Select and copy out every line in the records containing "Shadows".
#### Dataset ####
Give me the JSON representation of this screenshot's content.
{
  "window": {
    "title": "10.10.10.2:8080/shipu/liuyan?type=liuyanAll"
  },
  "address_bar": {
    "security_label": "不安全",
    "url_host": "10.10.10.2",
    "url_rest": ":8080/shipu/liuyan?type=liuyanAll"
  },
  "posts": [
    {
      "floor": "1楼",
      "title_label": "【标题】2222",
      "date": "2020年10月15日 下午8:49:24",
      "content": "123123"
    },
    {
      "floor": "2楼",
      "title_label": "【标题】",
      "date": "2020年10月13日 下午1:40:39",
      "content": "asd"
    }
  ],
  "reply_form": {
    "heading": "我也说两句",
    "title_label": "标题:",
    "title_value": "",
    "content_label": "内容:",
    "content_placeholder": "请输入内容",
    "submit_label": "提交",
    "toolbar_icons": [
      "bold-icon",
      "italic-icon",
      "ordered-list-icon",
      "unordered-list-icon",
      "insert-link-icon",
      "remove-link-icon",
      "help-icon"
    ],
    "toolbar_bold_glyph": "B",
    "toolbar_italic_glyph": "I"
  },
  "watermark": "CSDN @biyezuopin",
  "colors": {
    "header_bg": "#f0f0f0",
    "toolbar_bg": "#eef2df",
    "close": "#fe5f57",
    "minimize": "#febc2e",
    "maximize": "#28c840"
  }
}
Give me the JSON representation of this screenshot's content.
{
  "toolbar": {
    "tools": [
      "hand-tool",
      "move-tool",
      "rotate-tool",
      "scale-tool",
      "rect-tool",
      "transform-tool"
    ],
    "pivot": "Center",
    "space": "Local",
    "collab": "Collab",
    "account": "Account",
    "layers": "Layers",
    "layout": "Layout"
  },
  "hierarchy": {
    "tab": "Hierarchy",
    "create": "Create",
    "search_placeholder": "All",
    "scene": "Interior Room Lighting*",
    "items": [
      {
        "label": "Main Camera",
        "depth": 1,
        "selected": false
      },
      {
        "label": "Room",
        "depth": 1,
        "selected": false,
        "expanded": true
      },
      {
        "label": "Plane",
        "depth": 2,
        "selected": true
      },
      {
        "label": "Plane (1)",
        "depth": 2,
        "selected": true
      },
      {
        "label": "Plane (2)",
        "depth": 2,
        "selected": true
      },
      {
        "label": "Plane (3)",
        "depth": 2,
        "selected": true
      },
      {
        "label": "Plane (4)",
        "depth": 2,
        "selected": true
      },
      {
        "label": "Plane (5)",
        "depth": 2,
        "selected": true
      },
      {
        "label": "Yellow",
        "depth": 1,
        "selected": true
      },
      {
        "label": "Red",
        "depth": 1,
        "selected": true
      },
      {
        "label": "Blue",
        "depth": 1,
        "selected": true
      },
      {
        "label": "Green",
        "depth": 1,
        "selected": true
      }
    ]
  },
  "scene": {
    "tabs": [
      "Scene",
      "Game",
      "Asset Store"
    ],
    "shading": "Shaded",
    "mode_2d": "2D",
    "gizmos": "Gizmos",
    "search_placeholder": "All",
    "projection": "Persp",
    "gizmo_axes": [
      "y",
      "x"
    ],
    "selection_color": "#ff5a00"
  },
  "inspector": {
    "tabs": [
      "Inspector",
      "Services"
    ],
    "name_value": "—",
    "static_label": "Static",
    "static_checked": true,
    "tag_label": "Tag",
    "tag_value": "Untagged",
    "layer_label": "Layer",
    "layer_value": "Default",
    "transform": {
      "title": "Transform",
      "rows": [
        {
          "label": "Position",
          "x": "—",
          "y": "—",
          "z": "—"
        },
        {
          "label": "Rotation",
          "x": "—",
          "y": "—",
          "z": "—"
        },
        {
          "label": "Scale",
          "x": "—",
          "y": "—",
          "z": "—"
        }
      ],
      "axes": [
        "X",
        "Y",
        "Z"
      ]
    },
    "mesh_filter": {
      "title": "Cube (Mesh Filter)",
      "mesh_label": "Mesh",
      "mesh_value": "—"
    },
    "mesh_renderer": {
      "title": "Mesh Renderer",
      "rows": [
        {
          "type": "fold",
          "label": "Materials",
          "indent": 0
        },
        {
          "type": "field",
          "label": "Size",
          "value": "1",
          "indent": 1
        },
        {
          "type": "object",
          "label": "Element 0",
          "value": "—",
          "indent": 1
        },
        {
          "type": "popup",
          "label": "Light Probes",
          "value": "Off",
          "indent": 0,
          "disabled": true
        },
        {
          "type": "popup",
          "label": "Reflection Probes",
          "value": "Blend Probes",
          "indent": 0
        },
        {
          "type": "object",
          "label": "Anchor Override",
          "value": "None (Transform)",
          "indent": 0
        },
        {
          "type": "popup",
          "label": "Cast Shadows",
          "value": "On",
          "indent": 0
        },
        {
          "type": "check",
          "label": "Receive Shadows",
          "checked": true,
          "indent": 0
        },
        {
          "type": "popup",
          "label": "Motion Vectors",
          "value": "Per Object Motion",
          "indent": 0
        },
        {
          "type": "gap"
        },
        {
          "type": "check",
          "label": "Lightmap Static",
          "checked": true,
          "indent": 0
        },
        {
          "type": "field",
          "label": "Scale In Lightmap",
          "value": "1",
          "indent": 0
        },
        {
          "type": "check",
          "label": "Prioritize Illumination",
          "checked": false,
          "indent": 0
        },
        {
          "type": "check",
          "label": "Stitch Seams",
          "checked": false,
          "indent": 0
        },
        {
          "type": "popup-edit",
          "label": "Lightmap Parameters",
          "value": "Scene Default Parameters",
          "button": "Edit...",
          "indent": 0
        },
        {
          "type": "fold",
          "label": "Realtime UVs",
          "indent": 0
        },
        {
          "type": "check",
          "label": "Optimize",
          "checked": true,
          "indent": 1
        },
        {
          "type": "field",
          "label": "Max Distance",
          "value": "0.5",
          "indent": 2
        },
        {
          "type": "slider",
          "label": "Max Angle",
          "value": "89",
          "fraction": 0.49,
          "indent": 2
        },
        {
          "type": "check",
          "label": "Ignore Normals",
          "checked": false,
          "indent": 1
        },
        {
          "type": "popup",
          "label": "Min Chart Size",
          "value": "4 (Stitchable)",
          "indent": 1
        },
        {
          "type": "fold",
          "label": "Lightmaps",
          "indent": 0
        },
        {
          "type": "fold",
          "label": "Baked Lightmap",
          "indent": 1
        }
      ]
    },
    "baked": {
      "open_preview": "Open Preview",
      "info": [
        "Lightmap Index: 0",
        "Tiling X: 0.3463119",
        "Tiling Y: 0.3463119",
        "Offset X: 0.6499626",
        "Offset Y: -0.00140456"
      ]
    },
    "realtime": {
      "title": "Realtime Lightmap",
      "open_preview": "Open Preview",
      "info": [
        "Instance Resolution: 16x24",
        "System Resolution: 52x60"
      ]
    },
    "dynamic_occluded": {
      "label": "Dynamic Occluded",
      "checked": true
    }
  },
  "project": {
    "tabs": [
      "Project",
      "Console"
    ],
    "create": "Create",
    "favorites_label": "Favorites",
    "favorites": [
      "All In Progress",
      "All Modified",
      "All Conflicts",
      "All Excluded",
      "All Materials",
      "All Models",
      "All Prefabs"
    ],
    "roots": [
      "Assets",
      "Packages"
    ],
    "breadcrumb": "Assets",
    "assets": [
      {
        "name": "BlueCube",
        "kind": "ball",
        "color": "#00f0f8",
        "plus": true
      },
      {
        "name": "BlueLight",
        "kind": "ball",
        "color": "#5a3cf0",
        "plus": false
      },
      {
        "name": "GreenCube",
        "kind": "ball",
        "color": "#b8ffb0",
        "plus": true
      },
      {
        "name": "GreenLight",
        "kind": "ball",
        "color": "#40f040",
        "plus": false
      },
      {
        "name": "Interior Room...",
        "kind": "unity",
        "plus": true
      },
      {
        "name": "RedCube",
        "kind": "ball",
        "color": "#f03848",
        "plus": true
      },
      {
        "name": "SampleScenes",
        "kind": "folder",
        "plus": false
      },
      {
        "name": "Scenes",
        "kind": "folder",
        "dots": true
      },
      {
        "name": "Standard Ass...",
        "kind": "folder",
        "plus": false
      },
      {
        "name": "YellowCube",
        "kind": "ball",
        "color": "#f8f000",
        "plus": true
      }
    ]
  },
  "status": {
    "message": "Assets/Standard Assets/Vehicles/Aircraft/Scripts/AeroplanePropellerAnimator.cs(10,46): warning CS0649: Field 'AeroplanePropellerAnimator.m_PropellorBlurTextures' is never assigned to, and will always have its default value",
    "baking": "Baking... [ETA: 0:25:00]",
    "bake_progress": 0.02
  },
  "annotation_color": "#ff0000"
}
####
=== Response ===
          "label": "Cast Shadows",
          "label": "Receive Shadows",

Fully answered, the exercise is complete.